### [Do this]
Report only how many lines of the entries below contain the string "icon".

### [Records supplied]
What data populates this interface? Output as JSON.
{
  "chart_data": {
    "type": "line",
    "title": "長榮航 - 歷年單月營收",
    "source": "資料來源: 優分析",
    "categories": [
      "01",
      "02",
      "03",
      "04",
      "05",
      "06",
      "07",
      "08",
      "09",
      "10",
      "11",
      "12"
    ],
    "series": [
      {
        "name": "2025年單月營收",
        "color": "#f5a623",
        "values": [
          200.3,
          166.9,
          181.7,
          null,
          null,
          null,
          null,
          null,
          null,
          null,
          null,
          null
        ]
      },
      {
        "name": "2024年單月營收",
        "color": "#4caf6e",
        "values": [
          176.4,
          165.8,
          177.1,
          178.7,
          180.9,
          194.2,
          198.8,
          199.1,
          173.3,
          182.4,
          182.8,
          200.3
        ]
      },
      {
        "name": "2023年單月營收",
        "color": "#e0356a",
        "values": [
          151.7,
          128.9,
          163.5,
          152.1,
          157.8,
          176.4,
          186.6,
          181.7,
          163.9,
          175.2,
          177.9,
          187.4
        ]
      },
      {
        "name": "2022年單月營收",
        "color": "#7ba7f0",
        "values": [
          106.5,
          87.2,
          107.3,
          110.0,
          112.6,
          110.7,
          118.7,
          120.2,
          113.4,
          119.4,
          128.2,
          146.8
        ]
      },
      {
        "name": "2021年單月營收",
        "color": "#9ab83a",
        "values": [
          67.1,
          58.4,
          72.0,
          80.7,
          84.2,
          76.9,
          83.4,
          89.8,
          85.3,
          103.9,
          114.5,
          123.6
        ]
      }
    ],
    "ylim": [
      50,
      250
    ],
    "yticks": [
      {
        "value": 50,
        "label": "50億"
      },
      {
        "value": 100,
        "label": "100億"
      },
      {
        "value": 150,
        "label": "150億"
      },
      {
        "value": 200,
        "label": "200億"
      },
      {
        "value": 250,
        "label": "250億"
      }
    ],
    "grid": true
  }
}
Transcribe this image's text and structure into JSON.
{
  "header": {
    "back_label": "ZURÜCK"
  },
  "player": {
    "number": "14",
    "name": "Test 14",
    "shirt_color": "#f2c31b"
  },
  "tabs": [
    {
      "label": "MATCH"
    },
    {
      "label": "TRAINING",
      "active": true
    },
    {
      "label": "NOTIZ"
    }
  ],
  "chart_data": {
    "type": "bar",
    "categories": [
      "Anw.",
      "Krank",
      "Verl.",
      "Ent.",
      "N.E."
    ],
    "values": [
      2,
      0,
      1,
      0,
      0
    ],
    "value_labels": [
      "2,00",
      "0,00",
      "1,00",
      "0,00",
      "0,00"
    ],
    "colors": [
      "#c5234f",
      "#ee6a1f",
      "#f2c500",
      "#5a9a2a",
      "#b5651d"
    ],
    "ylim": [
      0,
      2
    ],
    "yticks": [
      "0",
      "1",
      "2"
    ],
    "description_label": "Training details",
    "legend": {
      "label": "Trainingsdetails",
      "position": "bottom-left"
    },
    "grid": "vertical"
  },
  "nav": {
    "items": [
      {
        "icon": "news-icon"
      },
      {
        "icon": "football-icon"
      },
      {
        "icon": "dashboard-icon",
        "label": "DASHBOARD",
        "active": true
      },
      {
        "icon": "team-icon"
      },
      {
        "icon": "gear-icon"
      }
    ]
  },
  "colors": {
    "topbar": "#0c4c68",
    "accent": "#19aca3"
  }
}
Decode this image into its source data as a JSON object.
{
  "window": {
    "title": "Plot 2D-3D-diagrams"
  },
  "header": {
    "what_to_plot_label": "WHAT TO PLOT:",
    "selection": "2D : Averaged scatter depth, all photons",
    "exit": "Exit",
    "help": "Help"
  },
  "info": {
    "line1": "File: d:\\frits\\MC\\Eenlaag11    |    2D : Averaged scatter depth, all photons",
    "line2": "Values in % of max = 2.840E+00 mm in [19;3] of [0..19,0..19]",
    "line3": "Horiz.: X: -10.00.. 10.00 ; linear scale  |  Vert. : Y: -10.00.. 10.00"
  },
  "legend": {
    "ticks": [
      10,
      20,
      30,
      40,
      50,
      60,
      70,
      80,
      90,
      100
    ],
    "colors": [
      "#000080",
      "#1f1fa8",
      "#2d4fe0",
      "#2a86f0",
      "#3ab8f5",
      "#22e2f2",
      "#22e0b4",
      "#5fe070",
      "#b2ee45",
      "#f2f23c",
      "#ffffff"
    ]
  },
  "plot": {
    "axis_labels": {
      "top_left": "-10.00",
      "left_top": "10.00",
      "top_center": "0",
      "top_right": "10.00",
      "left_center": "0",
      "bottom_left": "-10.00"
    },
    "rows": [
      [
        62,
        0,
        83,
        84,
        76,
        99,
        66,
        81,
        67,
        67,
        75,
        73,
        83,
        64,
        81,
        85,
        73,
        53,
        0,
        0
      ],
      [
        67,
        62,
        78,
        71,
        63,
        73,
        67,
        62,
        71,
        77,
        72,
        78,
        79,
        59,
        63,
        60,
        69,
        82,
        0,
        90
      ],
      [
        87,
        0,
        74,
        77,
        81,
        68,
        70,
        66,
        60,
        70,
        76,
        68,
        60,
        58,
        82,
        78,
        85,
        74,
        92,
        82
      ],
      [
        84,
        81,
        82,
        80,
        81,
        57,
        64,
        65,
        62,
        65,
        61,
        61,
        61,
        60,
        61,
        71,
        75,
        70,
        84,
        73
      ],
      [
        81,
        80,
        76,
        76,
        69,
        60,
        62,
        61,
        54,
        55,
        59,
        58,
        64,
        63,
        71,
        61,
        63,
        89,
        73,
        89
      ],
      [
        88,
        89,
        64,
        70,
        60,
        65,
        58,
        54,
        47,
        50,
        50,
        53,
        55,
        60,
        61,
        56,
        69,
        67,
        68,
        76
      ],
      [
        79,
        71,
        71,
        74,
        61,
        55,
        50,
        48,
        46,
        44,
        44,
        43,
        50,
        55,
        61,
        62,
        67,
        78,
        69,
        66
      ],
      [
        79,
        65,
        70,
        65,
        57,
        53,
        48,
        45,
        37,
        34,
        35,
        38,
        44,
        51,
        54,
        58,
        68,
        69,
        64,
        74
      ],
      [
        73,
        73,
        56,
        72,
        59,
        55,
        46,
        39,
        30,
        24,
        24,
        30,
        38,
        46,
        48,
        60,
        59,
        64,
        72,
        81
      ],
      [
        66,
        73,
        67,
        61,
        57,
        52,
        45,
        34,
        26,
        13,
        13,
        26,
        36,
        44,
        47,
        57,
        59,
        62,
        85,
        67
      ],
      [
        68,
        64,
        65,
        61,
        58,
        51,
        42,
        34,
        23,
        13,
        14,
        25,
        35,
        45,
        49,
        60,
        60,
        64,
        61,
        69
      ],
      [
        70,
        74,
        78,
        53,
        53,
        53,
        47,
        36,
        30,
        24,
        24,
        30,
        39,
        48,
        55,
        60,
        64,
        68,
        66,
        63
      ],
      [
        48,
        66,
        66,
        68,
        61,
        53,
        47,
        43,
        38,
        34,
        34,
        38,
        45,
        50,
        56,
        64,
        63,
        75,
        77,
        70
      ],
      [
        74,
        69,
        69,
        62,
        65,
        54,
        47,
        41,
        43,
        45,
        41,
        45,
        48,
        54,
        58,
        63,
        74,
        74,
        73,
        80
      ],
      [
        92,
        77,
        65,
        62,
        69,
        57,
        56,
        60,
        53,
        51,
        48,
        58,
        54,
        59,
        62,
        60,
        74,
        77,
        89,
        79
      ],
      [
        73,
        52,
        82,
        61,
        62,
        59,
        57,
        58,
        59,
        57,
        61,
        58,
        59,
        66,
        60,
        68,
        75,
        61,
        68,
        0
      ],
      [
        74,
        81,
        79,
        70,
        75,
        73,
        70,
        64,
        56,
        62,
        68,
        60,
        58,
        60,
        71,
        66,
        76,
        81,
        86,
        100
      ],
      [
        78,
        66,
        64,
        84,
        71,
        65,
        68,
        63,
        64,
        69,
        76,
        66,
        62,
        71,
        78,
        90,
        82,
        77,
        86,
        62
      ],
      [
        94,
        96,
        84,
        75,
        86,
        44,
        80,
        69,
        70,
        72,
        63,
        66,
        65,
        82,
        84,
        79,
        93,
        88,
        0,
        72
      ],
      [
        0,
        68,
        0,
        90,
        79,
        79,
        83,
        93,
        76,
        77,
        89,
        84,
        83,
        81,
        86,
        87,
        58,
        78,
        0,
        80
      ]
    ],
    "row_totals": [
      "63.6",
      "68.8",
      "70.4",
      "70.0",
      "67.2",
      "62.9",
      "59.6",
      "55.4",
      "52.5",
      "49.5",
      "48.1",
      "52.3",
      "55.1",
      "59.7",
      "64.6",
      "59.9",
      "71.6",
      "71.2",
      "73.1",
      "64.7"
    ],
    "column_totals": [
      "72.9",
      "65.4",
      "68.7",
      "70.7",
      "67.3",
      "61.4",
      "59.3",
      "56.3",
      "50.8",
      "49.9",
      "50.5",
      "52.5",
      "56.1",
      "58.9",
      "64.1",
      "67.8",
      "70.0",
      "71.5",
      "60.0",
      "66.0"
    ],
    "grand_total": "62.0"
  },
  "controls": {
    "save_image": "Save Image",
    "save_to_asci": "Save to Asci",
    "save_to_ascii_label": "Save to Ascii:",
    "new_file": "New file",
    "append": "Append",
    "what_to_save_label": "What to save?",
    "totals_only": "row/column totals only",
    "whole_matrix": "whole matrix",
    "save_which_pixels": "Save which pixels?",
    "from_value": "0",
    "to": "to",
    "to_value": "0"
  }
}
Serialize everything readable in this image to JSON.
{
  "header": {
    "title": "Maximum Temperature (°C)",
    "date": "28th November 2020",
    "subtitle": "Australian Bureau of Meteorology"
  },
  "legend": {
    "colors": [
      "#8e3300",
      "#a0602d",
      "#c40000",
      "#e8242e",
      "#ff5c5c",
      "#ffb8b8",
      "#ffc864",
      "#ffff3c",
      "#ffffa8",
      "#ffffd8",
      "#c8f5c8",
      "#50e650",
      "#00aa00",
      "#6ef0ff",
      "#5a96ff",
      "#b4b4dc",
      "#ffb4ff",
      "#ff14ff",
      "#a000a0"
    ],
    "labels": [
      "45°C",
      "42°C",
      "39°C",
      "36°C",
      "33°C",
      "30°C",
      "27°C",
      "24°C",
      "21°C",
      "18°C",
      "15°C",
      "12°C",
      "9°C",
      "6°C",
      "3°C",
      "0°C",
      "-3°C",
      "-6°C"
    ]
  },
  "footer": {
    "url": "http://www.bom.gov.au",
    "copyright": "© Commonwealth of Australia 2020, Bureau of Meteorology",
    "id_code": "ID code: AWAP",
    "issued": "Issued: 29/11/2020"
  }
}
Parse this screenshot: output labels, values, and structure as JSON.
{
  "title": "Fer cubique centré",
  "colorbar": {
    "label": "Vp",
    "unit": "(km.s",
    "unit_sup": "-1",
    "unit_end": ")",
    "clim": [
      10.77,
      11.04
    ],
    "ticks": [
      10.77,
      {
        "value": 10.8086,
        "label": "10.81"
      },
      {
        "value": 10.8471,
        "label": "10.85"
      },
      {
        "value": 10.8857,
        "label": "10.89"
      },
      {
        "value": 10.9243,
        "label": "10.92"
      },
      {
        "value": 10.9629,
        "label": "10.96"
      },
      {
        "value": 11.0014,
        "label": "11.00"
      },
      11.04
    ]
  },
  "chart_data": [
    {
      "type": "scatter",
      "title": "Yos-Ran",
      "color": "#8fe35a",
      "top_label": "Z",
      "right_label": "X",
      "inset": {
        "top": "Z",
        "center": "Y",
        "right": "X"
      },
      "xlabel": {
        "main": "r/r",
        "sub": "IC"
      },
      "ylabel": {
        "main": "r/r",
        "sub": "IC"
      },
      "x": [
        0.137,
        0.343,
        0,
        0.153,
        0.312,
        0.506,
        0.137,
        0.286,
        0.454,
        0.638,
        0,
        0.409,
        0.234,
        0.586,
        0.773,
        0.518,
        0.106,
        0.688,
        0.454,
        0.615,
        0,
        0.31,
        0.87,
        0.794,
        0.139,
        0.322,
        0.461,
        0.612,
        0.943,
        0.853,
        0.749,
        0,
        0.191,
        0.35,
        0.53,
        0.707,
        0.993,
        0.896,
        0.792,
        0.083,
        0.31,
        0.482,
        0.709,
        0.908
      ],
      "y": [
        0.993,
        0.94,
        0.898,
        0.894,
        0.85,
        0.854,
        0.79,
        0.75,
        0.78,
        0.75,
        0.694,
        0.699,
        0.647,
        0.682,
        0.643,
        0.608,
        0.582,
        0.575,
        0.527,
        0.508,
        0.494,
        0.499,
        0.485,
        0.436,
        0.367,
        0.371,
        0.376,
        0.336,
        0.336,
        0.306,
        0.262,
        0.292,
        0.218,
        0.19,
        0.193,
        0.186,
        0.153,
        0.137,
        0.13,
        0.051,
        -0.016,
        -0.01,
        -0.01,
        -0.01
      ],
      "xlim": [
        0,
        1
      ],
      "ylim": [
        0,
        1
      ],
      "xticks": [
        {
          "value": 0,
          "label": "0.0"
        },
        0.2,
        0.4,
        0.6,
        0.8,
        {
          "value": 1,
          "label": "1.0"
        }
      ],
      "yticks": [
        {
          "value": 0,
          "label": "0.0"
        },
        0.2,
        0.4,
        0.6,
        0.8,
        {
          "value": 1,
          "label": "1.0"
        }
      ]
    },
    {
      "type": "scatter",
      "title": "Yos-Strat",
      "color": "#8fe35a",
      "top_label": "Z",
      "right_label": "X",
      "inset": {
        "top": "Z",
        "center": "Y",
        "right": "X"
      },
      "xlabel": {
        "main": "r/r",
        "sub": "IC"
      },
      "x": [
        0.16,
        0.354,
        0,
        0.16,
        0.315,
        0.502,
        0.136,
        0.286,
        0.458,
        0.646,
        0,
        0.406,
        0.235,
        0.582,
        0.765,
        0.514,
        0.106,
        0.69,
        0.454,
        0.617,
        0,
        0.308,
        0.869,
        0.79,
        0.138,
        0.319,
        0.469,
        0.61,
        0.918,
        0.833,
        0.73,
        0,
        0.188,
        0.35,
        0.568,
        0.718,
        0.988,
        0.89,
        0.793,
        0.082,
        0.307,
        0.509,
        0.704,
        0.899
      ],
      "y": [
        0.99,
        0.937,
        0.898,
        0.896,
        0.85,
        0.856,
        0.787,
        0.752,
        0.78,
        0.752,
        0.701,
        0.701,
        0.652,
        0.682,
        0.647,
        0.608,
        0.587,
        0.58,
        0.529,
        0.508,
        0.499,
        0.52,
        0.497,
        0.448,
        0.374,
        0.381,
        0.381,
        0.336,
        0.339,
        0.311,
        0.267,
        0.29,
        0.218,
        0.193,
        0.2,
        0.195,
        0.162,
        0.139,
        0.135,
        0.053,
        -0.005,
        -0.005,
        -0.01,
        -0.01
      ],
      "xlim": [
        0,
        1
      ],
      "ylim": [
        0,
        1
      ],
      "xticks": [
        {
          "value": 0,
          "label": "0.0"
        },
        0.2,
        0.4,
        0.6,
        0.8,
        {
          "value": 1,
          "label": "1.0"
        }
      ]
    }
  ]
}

### [Task result]
5